Par Nicolas Anspach le 4 mai 2005                      Lien  
En quelques années, {{Olivier Sulpice}} a réussi à imposer sa maison d'édition auprès des lecteurs de bandes dessinées. Certaines des séries humoristiques publiées par Bamboo sont régulièrement classées parmi les meilleures ventes de {Livre Hebdo}. {Les Profs}, {Les Gendarmes} ou plus récemment les {Rugbymen} en sont les meilleurs exemples. Bamboo tente à présent de se faire une place dans une niche plus réaliste -voire intimiste- ({Le Style Catherine, Montserrat, Bouclier Humain}), dans l'aventure/thriller ({Sam Lawry}) ou dans l'heroïc-fantasy. Malgré ce récent succès, qui aurait fait gonfler le cou de certains, Olivier Sulpice reste un homme simple, accueillant et jovial. On le sent habité par une véritable passion pour son métier !

Le premier album des gendarmes (avec Jenfèvre au dessin), dont vous assumiez le scénario, a été publié en 1997 sous votre propre label. Pourquoi avez-vous créé votre propre maison d’édition ?

J’ai toujours souhaité être responsable des différentes facettes qui découlent de mon travail, afin d’être maître de la situation. Je ne me voyais donc pas être édité chez un éditeur. J’ai donc créé le label Bamboo pour nous éditer. Au bout de deux ou trois ans, la situation économique de la maison d’édition était devenue plus saine et nous offrait la possibilité de publier d’autres auteurs .

Comment est née la série "Les Gendarmes" ?

J’ai rencontré Jenfèvre lors de mon service militaire à la Gendarmerie, en 1993. Nous avons donc logiquement puisé dans nos souvenirs - et dans les ambiances que nous avions partagées - pour créer les Gendarmes. En fait, la collection Bamboo Jobs est née naturellement. Nous n’avions pas prévu, à l’époque, de réaliser des bandes dessinées sur différents métiers.

Les mauvaises langues diront que vous utilisez la « méthode Cauvin » en créant des séries d’humour sur des professions...

Ce n’est pas entièrement faux. J’ai toujours apprécié le travail de Raoul Cauvin. Mais je vous le répète, la politique éditoriale de Bamboo est venue naturellement et sans aucun calcul de notre part. Raoul Cauvin a plutôt l’habitude de raconter des gags autour d’un seul héros, exception faite des Femmes en Blanc.

Nous avons plutôt cherché à ancrer les séries dans leurs propres univers : un lycée (Les Profs), une brigade (Les Pompiers, les Gendarmes), etc. Bref, une multitude de personnages, ayant leurs propres caractères, qui vivent en communauté. Ce fut une innovation ! Pica et Erroc n’ont essuyé que des refus lorsqu’ils ont présenté les Profs
aux grandes maisons d’édition. Les responsables éditoriaux n’appréciaient guère de ne pas y retrouver un véritable « héros ».

En fait, nous avons réussi à nous imposer dans un créneau, alors que les éditions Dupuis (pionnier dans l’humour tout public) étaient en perte de vitesse...

▸ **DOCUMENTS FOURNIS**:
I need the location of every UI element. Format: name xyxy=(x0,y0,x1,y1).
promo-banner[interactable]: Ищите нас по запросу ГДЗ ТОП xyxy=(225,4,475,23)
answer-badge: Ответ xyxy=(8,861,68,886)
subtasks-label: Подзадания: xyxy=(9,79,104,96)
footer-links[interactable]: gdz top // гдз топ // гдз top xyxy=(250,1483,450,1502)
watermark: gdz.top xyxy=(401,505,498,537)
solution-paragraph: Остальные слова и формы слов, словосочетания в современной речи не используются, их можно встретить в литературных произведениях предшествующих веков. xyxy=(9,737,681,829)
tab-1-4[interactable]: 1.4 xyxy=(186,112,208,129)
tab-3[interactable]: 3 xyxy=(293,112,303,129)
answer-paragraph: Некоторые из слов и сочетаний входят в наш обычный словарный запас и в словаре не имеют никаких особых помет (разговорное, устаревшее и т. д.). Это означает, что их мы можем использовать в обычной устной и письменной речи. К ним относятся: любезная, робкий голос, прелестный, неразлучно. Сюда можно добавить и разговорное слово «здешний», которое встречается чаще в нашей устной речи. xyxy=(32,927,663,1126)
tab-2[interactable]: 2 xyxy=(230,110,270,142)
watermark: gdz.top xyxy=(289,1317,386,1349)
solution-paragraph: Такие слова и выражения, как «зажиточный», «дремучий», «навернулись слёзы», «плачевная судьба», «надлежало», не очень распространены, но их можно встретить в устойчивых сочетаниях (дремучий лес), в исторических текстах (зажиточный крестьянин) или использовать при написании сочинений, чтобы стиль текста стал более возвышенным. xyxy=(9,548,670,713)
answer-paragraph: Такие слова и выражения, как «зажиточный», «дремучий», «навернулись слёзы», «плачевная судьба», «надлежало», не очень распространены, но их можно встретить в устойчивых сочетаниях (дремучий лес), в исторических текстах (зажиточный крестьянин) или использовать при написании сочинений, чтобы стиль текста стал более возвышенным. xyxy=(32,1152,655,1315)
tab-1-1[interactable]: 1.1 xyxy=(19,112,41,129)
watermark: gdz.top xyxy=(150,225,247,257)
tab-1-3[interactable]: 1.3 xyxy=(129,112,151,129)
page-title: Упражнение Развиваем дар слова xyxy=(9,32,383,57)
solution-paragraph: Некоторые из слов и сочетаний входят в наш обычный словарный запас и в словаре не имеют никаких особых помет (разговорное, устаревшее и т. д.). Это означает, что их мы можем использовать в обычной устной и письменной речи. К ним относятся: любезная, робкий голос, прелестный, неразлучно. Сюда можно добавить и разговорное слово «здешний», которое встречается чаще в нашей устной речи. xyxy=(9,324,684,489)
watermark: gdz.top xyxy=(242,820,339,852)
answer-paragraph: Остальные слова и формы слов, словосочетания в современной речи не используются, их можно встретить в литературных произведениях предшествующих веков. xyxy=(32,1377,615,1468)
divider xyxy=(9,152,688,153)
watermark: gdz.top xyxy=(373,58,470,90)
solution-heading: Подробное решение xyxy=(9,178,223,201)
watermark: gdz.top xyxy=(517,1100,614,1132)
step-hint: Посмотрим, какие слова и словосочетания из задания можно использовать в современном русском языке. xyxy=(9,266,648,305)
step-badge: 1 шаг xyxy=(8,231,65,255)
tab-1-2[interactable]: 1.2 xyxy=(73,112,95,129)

▸ **CONSIGNES**:
1. Résumez en deux phrases l'entretien sur les éditions Bamboo.
2. Réécrivez le passage de l'entretien sur les éditions Bamboo commençant par « J’ai toujours souhaité » et se terminant par « sur différents métiers. », en remplaçant « souvenirs » par « réminiscences ».
3. Répondez aux questions suivantes à partir de l'entretien sur les éditions Bamboo.
(a) En quelle année le premier album des Gendarmes a-t-il été publié ?
(b) En quelle année la personne interrogée a-t-elle rencontré Jenfèvre ?
(c) Qui a présenté Les Profs aux grandes maisons d'édition ?

▸ **CORRIGÉ**:
1. Olivier Sulpice a créé le label Bamboo pour rester maître de son travail et y publier Les Gendarmes, série née de souvenirs partagés avec Jenfèvre, rencontré pendant son service militaire à la Gendarmerie, avant de pouvoir éditer d'autres auteurs. Tout en reconnaissant apprécier le travail de Raoul Cauvin, il explique que les séries de Bamboo, ancrées dans des univers collectifs comme un lycée ou une brigade plutôt qu'autour d'un seul héros, ont constitué une innovation.

2.
J’ai toujours souhaité être responsable des différentes facettes qui découlent de mon travail, afin d’être maître de la situation. Je ne me voyais donc pas être édité chez un éditeur. J’ai donc créé le label Bamboo pour nous éditer. Au bout de deux ou trois ans, la situation économique de la maison d’édition était devenue plus saine et nous offrait la possibilité de publier d’autres auteurs .

Comment est née la série "Les Gendarmes" ?

J’ai rencontré Jenfèvre lors de mon service militaire à la Gendarmerie, en 1993. Nous avons donc logiquement puisé dans nos réminiscences - et dans les ambiances que nous avions partagées - pour créer les Gendarmes. En fait, la collection Bamboo Jobs est née naturellement. Nous n’avions pas prévu, à l’époque, de réaliser des bandes dessinées sur différents métiers.

3.
(a) En 1997.
(b) En 1993.
(c) Pica et Erroc.